» AIM:
All lines featuring the string "flesh" are to be listed.

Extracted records
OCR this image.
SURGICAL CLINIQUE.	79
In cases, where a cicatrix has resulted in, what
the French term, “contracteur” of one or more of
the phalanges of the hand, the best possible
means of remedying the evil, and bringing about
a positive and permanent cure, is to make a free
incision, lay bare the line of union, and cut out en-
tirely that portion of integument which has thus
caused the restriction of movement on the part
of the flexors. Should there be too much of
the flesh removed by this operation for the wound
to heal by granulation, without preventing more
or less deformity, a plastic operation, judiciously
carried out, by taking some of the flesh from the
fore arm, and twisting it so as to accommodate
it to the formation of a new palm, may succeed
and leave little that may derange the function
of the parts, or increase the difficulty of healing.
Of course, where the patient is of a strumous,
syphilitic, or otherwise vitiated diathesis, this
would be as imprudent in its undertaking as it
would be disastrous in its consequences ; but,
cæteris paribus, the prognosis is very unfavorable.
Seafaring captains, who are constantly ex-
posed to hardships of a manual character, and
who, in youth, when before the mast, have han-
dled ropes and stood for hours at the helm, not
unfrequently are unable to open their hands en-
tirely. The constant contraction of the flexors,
...
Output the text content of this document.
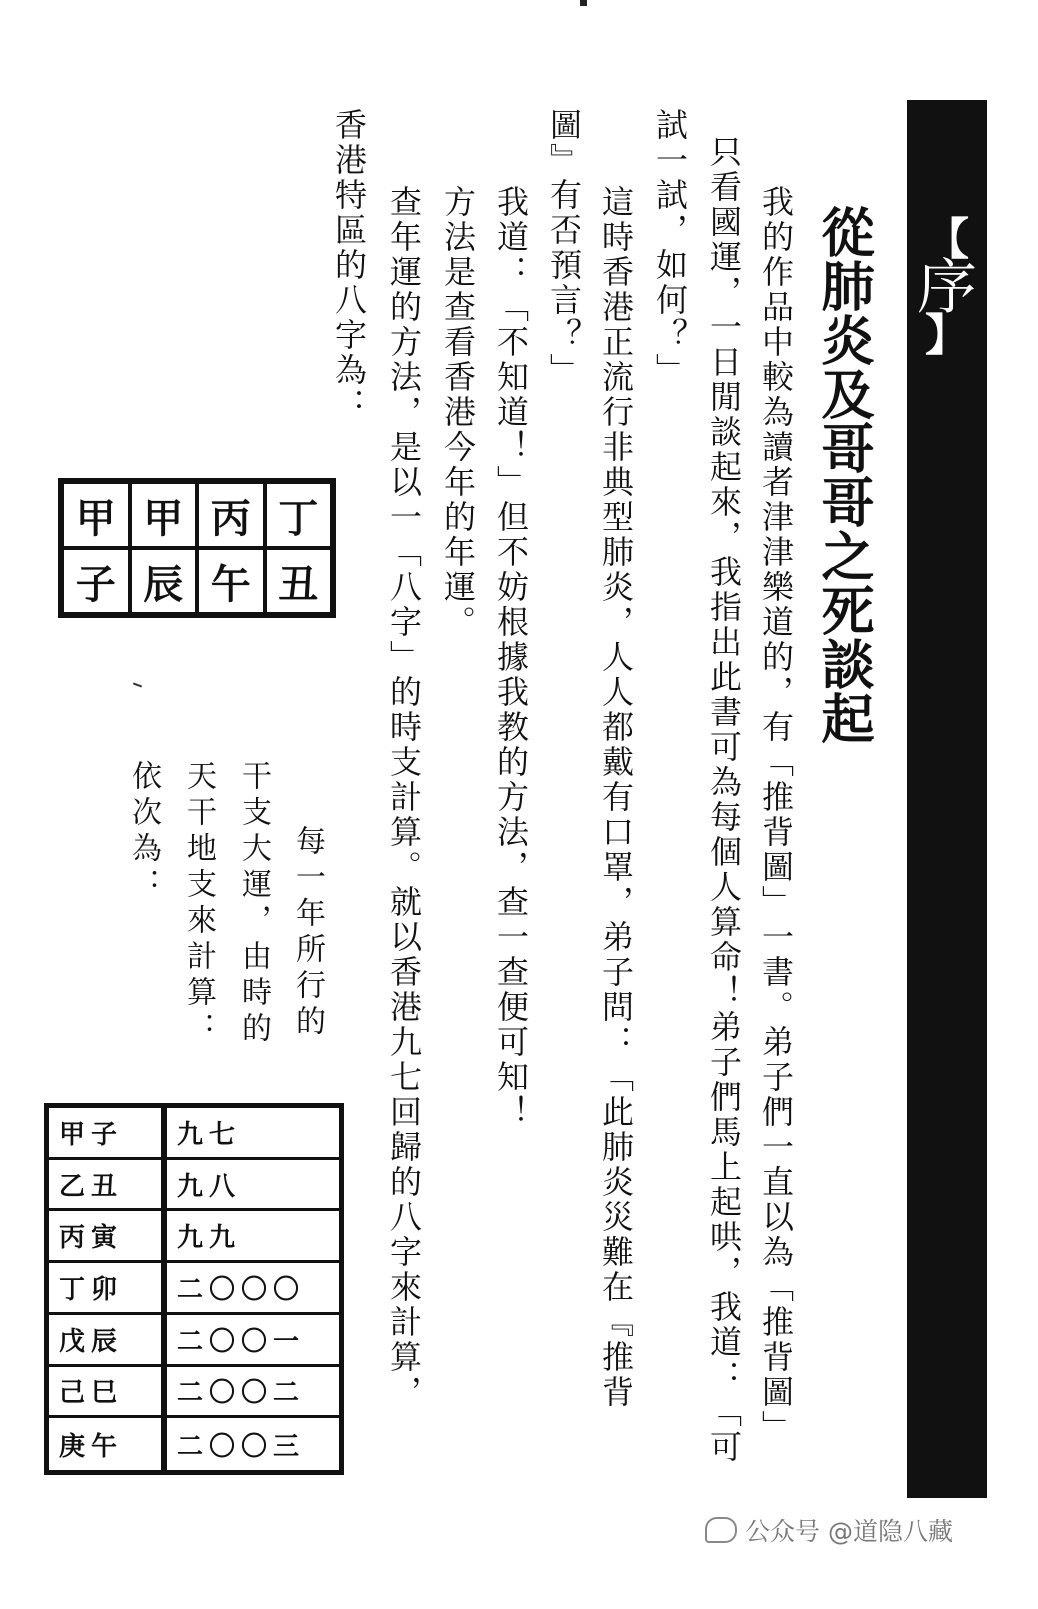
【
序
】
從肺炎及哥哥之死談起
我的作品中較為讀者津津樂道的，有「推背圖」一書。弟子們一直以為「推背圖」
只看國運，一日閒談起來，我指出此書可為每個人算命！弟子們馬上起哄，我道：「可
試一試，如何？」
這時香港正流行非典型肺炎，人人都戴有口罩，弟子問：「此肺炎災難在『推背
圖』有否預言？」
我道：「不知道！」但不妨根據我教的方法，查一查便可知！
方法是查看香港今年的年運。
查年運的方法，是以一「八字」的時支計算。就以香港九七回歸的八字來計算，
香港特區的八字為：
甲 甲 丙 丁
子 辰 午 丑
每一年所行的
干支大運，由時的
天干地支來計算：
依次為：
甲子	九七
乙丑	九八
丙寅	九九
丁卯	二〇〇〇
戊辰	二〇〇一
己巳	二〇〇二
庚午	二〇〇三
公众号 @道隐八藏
--
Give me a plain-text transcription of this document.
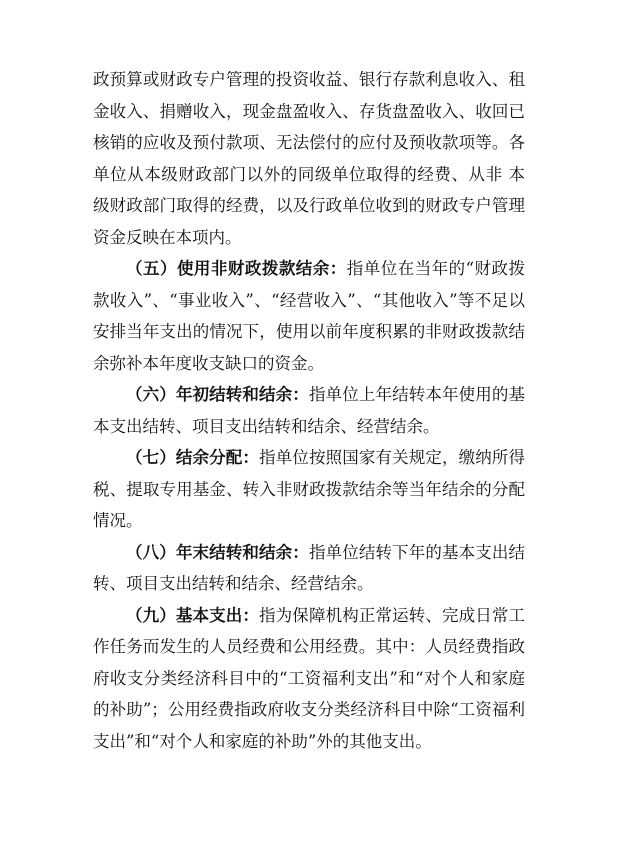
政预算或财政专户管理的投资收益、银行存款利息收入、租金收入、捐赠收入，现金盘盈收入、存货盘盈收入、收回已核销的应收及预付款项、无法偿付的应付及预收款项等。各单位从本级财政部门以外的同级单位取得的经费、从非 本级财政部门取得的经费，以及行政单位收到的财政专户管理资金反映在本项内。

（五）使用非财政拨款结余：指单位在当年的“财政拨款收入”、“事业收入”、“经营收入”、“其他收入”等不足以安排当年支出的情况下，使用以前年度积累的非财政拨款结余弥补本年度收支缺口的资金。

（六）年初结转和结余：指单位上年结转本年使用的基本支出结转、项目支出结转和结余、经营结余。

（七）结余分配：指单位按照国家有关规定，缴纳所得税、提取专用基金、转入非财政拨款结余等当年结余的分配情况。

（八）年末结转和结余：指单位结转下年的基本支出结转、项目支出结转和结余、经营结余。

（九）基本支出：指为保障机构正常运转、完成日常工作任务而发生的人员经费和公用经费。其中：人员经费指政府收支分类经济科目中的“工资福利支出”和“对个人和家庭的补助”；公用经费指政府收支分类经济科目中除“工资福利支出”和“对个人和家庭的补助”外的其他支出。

» ANSWER TO THE PROBLEM:
the flesh removed by this operation for the wound
carried out, by taking some of the flesh from the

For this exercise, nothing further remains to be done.